- Data excerpts
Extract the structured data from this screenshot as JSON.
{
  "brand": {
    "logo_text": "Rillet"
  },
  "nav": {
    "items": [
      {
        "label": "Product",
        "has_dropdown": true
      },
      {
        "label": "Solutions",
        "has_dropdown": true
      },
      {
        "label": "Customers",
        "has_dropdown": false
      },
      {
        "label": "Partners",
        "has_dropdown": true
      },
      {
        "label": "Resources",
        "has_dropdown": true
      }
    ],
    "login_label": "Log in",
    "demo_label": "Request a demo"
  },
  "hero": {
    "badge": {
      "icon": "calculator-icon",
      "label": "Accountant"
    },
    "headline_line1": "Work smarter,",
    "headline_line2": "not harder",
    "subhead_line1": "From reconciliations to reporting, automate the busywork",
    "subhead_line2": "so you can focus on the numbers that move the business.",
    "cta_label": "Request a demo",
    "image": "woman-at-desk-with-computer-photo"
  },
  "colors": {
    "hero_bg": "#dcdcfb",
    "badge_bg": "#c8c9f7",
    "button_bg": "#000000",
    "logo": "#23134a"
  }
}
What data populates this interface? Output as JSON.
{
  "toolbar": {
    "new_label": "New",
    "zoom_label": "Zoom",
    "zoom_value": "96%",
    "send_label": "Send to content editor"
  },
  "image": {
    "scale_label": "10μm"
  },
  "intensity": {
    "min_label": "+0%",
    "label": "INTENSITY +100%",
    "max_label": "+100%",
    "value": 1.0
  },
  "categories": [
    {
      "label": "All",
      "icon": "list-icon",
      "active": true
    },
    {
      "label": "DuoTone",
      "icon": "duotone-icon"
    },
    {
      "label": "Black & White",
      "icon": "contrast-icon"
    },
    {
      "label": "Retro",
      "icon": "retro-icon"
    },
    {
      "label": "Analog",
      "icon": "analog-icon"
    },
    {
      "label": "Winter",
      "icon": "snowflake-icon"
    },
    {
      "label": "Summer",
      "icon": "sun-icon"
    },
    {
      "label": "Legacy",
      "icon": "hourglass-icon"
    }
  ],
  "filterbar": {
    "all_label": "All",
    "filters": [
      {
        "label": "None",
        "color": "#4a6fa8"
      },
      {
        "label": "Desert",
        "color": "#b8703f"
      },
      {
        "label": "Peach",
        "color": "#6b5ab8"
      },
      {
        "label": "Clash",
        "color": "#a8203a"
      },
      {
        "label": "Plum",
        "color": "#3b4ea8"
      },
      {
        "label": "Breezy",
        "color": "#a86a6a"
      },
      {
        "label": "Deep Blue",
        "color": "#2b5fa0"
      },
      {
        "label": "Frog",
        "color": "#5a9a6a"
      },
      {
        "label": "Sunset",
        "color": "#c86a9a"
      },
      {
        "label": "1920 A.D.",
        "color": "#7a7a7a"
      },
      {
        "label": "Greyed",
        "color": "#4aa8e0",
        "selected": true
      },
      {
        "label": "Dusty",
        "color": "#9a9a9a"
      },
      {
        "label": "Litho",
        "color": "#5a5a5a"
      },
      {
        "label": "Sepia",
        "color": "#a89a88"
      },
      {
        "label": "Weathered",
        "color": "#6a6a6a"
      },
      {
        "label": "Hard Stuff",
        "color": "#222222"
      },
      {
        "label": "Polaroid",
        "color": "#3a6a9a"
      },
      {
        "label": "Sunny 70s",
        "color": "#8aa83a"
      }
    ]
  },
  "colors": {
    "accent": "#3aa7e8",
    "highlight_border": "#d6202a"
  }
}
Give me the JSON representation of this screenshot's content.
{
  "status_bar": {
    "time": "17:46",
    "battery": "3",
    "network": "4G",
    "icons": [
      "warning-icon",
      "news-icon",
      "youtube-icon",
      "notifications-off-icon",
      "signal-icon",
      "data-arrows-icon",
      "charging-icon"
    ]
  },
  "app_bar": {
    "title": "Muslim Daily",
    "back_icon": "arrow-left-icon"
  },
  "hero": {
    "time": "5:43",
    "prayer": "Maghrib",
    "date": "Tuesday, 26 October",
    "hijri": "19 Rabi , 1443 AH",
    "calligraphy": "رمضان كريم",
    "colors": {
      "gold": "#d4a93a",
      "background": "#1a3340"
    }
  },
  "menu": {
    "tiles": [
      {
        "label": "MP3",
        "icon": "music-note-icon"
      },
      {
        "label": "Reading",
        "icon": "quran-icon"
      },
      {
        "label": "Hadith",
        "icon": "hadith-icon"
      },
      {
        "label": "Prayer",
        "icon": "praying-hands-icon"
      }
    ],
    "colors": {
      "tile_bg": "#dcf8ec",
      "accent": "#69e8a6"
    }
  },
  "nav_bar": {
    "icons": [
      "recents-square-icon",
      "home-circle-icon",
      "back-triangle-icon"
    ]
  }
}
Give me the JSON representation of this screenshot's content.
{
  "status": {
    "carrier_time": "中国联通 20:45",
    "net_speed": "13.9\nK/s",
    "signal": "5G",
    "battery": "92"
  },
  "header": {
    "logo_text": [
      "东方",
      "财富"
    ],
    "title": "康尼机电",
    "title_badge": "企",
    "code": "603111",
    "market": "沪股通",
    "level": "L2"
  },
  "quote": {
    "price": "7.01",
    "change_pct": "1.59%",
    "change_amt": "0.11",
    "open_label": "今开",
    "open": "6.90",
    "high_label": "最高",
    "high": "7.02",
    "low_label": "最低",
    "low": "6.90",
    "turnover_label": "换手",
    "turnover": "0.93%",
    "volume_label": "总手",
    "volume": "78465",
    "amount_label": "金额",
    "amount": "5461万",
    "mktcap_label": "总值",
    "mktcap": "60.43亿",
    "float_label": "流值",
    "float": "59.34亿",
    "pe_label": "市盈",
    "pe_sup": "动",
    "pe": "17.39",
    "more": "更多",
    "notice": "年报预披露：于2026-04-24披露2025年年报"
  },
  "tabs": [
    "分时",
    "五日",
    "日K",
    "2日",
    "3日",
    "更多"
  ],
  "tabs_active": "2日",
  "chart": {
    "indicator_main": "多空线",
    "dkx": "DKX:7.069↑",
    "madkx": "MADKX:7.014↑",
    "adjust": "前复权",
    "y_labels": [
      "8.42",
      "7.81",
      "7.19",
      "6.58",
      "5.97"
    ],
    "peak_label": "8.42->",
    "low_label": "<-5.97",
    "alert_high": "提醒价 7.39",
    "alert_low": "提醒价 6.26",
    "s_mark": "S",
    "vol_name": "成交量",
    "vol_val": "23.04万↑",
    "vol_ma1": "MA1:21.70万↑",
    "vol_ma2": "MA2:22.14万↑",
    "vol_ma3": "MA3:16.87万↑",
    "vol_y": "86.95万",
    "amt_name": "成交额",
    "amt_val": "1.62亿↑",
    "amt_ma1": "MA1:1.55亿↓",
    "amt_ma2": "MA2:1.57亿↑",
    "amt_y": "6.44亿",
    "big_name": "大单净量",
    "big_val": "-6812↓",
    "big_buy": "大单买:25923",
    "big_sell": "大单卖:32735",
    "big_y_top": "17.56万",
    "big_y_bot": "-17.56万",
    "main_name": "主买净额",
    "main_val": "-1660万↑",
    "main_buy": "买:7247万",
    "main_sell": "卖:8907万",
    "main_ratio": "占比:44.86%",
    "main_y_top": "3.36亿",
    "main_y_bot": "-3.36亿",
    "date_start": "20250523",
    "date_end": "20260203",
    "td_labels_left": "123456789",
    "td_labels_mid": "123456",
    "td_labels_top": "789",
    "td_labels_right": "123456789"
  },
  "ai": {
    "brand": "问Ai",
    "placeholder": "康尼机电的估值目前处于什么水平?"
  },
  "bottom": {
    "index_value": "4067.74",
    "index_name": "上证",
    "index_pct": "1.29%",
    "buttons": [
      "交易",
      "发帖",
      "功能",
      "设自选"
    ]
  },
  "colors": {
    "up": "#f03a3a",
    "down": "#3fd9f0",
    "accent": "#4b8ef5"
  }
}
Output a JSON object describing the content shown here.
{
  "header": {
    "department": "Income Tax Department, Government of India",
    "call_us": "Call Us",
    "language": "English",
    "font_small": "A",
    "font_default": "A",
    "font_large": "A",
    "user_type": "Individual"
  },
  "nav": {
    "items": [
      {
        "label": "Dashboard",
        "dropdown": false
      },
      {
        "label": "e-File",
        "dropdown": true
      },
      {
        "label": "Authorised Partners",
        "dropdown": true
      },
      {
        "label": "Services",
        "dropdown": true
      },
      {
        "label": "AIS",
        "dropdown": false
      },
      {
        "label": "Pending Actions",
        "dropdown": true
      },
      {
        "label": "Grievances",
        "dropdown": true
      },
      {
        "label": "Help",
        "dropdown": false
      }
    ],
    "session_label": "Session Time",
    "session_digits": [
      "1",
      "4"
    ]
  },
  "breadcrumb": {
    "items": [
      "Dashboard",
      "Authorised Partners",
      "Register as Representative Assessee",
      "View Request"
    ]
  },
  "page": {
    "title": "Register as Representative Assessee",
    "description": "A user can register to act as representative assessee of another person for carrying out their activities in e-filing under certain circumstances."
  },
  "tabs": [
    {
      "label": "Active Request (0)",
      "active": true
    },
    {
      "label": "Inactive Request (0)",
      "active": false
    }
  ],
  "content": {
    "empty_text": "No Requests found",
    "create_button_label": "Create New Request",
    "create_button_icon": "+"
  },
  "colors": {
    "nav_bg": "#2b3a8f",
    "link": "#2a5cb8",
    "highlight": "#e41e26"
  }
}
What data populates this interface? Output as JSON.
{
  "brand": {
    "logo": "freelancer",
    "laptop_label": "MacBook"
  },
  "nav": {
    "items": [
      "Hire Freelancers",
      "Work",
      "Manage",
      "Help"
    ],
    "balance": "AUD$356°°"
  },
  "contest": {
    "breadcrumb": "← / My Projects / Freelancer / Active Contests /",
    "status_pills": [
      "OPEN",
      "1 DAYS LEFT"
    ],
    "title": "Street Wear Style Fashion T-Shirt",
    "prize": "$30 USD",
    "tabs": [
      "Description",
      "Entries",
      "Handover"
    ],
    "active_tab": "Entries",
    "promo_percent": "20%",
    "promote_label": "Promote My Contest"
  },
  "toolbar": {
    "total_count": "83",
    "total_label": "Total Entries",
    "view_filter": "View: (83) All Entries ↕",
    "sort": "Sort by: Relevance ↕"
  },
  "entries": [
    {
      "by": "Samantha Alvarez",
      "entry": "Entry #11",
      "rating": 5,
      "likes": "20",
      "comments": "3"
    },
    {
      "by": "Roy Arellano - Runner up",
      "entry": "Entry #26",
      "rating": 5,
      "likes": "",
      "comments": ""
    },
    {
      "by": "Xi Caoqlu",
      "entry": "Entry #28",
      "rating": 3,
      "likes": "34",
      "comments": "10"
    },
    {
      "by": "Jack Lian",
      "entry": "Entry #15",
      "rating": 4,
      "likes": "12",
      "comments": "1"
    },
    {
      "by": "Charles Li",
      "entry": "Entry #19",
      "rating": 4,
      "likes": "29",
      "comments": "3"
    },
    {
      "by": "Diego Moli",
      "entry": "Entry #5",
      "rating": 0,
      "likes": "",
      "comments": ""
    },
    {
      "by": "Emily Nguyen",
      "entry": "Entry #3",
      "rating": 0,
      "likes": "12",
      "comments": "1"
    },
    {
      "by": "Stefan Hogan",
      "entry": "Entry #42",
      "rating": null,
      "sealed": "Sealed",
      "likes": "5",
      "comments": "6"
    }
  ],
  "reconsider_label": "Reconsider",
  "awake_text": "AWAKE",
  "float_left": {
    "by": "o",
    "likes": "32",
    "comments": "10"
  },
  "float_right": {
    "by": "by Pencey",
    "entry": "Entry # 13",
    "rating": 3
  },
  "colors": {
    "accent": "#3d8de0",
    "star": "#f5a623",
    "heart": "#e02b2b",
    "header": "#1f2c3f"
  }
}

- Exercise instructions
Copy out every line with the word "View".

- Exercise result
      "View Request"
    "view_filter": "View: (83) All Entries ↕",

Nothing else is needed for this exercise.